▶ EXERCISE TASK
Set down exactly the lines from the one containing "Extract the structured" through the end of the records below, both included, and nothing else.

──────── DATASET ROWS

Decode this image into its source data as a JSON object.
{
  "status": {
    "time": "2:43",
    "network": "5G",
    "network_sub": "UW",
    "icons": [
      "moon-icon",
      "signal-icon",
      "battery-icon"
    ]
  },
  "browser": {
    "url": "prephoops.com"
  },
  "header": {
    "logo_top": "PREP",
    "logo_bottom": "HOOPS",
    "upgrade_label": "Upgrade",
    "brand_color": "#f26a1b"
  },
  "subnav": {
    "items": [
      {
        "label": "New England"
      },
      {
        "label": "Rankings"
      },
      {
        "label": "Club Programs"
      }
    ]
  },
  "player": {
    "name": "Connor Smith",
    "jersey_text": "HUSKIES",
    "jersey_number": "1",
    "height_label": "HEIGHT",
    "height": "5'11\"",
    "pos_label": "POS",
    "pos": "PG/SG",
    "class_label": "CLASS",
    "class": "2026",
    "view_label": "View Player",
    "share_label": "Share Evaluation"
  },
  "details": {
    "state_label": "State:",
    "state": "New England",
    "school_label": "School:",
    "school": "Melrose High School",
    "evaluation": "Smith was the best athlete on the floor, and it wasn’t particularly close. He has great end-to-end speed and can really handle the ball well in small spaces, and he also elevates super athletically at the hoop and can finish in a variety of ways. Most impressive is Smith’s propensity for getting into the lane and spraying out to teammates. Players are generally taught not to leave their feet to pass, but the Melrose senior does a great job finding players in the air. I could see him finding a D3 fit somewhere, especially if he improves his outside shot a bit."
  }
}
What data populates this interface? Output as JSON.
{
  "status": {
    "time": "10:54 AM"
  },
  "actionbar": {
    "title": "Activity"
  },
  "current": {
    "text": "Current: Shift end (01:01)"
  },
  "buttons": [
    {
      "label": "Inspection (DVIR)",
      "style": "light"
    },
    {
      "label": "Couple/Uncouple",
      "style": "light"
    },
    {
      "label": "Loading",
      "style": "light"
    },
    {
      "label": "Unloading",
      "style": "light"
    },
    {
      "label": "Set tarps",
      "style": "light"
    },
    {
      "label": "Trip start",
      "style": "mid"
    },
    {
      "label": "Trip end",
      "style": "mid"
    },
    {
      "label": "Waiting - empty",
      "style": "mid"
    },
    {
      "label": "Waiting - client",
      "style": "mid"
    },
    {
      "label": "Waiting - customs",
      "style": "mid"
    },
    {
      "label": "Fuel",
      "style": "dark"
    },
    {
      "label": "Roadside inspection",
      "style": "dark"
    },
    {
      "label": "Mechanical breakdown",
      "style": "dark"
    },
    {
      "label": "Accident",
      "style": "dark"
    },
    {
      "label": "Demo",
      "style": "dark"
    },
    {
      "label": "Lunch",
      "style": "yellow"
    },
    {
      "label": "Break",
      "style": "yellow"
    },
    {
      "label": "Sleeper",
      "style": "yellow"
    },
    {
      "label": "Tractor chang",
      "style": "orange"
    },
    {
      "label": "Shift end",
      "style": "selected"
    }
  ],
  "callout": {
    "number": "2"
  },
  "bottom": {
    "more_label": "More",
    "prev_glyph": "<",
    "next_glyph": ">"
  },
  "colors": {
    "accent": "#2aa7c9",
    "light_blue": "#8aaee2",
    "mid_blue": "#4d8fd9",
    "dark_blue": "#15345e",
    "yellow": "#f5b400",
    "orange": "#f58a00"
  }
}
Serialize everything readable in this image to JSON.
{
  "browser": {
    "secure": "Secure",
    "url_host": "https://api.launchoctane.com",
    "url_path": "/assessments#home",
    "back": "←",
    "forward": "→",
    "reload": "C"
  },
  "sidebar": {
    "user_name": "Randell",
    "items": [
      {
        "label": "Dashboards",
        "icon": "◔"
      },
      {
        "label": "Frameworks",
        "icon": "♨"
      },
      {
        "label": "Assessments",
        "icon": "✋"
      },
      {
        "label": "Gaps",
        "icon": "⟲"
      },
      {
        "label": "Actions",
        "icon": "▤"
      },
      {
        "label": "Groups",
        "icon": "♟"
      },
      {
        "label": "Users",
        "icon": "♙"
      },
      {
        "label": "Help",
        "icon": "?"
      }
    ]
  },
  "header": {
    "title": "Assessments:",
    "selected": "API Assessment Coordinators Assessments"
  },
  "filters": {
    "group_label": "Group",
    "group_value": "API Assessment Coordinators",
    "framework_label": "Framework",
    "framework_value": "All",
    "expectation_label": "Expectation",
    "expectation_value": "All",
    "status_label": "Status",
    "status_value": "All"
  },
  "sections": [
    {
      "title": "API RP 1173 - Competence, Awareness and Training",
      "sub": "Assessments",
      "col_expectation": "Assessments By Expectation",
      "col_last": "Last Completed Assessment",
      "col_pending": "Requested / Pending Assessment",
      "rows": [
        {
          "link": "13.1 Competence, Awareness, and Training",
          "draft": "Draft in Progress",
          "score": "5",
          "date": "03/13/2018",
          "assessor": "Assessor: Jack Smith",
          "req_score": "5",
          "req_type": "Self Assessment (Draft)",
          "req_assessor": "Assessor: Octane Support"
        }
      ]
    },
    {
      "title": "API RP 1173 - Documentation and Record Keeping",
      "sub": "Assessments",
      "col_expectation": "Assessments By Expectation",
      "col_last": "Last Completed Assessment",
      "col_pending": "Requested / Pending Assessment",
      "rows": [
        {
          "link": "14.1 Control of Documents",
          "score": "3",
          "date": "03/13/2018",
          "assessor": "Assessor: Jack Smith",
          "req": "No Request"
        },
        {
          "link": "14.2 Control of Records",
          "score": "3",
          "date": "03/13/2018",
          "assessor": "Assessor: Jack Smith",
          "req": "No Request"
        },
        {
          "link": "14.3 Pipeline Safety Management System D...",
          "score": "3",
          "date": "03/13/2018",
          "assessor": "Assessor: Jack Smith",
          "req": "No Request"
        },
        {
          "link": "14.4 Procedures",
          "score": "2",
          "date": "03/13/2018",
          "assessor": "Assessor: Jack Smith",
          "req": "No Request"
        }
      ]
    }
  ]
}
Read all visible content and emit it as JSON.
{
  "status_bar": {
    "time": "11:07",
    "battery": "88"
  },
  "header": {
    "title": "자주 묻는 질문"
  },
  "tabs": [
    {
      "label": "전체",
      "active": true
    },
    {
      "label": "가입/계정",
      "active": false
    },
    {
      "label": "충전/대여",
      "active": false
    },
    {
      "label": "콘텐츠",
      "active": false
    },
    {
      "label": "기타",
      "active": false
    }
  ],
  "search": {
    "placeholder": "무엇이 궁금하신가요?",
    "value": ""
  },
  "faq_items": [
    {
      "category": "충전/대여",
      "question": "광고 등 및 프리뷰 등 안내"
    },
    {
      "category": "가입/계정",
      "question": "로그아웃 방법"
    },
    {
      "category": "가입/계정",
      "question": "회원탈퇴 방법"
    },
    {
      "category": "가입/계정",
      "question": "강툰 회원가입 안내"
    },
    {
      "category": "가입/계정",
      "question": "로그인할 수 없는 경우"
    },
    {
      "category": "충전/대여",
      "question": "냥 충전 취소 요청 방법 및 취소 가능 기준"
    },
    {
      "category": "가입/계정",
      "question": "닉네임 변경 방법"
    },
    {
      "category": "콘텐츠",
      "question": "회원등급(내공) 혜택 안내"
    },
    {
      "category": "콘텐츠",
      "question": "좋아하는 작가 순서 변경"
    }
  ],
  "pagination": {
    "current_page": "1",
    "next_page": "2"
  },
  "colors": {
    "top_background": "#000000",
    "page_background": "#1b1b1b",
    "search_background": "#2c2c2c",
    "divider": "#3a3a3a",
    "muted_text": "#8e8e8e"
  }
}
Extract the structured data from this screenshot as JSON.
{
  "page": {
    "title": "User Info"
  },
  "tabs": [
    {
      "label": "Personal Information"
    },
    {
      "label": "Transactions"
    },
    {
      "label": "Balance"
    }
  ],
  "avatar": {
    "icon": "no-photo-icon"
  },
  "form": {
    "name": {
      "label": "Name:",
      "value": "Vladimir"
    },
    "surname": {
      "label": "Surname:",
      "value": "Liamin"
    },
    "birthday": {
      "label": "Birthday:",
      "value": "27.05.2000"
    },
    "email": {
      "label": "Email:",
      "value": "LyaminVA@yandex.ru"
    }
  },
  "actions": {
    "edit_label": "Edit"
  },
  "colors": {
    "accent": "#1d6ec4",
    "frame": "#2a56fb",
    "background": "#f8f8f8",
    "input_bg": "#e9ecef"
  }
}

────────────────

▶ ANSWER TO THE TASK
Extract the structured data from this screenshot as JSON.
{
  "page": {
    "title": "User Info"
  },
  "tabs": [
    {
      "label": "Personal Information"
    },
    {
      "label": "Transactions"
    },
    {
      "label": "Balance"
    }
  ],
  "avatar": {
    "icon": "no-photo-icon"
  },
  "form": {
    "name": {
      "label": "Name:",
      "value": "Vladimir"
    },
    "surname": {
      "label": "Surname:",
      "value": "Liamin"
    },
    "birthday": {
      "label": "Birthday:",
      "value": "27.05.2000"
    },
    "email": {
      "label": "Email:",
      "value": "LyaminVA@yandex.ru"
    }
  },
  "actions": {
    "edit_label": "Edit"
  },
  "colors": {
    "accent": "#1d6ec4",
    "frame": "#2a56fb",
    "background": "#f8f8f8",
    "input_bg": "#e9ecef"
  }
}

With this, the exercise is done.